Stored dataset items:
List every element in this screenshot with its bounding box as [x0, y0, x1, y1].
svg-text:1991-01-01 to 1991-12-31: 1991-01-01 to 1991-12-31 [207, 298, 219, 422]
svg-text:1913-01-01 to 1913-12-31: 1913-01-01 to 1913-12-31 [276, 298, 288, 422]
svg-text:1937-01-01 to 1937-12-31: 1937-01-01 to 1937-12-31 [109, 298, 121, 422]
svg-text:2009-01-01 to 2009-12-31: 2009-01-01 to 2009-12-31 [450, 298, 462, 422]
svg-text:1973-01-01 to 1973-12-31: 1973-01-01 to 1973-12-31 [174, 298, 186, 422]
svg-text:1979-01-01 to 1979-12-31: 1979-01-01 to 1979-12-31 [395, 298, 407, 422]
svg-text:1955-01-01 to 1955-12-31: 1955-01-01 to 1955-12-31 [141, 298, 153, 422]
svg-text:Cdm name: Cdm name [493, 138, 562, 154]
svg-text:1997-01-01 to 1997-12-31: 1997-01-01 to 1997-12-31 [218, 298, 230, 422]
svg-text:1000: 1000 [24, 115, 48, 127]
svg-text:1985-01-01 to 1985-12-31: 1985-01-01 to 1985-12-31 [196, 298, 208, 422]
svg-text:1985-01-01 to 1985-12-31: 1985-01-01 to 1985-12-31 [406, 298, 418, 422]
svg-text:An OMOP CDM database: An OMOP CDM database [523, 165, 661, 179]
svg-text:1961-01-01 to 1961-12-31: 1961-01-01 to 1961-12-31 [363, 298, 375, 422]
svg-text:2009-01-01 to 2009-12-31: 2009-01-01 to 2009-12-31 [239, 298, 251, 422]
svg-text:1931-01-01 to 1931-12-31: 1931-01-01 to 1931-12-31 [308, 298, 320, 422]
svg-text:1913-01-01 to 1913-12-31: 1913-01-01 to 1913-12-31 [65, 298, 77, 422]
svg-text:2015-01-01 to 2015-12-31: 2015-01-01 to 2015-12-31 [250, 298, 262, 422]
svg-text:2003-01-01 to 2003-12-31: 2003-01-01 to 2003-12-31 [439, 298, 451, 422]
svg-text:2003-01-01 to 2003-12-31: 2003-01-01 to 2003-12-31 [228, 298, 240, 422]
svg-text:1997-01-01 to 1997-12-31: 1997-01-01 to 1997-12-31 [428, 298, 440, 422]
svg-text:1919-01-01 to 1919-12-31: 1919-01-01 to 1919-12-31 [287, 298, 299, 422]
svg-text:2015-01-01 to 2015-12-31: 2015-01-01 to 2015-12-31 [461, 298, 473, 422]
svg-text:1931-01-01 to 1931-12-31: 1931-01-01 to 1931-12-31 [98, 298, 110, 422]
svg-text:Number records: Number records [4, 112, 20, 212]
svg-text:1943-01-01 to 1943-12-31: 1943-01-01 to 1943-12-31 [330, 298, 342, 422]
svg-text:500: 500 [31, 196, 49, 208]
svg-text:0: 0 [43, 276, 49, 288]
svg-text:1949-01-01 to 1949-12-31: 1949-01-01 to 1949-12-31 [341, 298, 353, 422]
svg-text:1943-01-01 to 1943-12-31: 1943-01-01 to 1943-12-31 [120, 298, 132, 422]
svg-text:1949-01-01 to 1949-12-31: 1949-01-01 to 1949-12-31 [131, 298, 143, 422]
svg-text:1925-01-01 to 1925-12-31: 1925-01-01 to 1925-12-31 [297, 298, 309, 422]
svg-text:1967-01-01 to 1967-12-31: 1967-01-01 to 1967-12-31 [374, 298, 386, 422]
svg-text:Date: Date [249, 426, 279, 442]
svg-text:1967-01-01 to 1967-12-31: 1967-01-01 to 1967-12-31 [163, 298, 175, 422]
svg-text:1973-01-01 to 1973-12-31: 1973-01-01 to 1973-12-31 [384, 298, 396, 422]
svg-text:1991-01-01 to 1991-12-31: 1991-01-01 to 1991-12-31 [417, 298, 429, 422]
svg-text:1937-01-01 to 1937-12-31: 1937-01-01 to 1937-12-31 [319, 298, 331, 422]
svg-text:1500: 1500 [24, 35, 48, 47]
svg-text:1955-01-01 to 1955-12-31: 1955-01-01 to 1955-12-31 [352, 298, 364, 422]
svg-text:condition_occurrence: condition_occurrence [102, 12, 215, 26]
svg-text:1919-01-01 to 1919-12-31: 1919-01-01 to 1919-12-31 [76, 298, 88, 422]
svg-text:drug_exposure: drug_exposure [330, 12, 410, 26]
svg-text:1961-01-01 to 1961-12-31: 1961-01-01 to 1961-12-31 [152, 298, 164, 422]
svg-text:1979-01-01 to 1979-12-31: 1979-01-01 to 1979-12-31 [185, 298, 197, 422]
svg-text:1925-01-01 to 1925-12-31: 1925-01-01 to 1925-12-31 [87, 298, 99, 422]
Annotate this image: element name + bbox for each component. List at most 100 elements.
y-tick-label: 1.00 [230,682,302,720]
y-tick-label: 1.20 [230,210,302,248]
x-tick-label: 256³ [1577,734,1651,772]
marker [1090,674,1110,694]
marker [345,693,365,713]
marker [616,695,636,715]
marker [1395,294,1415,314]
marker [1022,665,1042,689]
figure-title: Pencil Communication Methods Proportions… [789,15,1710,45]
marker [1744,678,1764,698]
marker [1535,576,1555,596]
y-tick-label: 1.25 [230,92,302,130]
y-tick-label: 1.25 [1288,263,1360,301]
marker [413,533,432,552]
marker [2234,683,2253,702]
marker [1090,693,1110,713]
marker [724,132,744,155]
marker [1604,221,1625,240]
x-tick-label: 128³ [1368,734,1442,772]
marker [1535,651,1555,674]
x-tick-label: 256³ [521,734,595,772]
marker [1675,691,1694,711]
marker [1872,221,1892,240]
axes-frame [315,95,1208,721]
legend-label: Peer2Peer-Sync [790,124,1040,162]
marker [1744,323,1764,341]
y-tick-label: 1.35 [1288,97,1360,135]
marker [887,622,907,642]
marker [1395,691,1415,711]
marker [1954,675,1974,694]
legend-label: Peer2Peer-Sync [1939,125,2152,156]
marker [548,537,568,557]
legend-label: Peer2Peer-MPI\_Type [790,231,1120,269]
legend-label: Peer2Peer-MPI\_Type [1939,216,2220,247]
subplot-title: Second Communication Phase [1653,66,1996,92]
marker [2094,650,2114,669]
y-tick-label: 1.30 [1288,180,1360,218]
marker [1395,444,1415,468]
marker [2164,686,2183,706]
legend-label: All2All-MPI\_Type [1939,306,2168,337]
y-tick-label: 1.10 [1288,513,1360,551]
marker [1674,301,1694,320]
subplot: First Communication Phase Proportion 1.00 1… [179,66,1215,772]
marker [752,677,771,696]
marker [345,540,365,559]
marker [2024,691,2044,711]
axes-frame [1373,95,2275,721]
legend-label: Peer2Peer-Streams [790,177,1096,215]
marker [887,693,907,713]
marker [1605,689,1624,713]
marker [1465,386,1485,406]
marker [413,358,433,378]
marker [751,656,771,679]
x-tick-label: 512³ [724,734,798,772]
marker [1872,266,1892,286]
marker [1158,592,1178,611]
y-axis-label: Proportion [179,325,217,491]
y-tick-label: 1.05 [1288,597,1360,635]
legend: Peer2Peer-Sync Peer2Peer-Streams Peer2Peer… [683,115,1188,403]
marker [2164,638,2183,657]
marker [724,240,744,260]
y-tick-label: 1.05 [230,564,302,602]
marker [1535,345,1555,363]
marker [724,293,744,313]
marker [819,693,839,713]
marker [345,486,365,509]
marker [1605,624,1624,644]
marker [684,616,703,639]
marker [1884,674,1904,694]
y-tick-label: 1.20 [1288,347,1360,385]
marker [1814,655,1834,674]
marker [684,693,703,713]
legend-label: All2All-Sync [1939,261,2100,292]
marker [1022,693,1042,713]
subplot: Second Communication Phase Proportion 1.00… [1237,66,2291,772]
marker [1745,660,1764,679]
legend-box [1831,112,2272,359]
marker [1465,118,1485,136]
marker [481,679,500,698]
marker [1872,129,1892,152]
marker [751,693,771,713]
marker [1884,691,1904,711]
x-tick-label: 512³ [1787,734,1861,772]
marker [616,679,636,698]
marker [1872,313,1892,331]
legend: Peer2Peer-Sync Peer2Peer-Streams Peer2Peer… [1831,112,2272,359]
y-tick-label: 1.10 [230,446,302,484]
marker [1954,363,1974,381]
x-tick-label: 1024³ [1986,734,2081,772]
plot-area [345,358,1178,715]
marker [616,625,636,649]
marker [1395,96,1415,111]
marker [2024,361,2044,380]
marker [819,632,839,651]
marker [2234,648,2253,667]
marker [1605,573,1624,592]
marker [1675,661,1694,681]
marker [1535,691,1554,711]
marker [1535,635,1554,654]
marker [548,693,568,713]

» EXERCISE REQUIREMENTS
Can you rewrite the rows from the start through the line containing "298, 121, 422]", inclusive, as a numbered list with blank lines left out?

» RESPONSE TO THIS TASK
1. List every element in this screenshot with its bounding box as [x0, y0, x1, y1].
2. svg-text:1991-01-01 to 1991-12-31: 1991-01-01 to 1991-12-31 [207, 298, 219, 422]
3. svg-text:1913-01-01 to 1913-12-31: 1913-01-01 to 1913-12-31 [276, 298, 288, 422]
4. svg-text:1937-01-01 to 1937-12-31: 1937-01-01 to 1937-12-31 [109, 298, 121, 422]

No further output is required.